- _Dataset records_:
⟨

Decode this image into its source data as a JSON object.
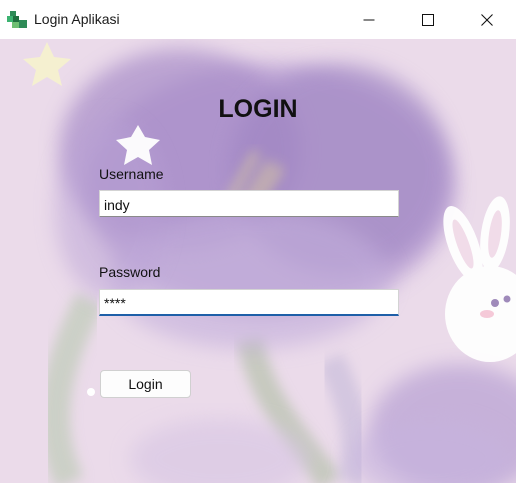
{
  "window": {
    "title": "Login Aplikasi",
    "controls": [
      "minimize-icon",
      "maximize-icon",
      "close-icon"
    ]
  },
  "form": {
    "heading": "LOGIN",
    "username_label": "Username",
    "username_value": "indy",
    "password_label": "Password",
    "password_value": "****",
    "login_button": "Login"
  },
  "colors": {
    "background": "#ebdbea",
    "tulip": "#a98fc9",
    "focus_underline": "#1e5fa8"
  }
}
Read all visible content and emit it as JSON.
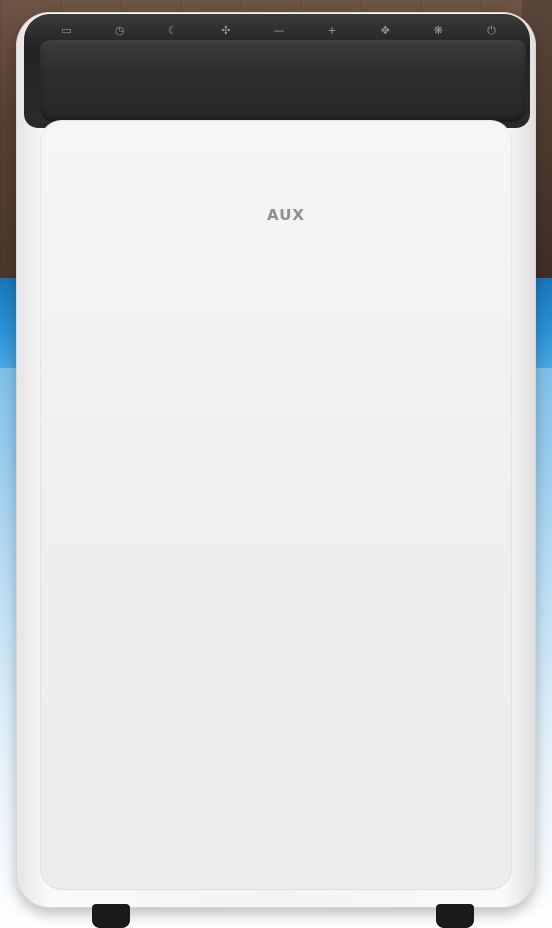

⟩

- _Work to do_:
Reproduce the whole listing word for word, setting aside any pictures.

- _Answer for this exercise_:
Decode this image into its source data as a JSON object.
{
  "window": {
    "title": "Login Aplikasi",
    "controls": [
      "minimize-icon",
      "maximize-icon",
      "close-icon"
    ]
  },
  "form": {
    "heading": "LOGIN",
    "username_label": "Username",
    "username_value": "indy",
    "password_label": "Password",
    "password_value": "****",
    "login_button": "Login"
  },
  "colors": {
    "background": "#ebdbea",
    "tulip": "#a98fc9",
    "focus_underline": "#1e5fa8"
  }
}
Read all visible content and emit it as JSON.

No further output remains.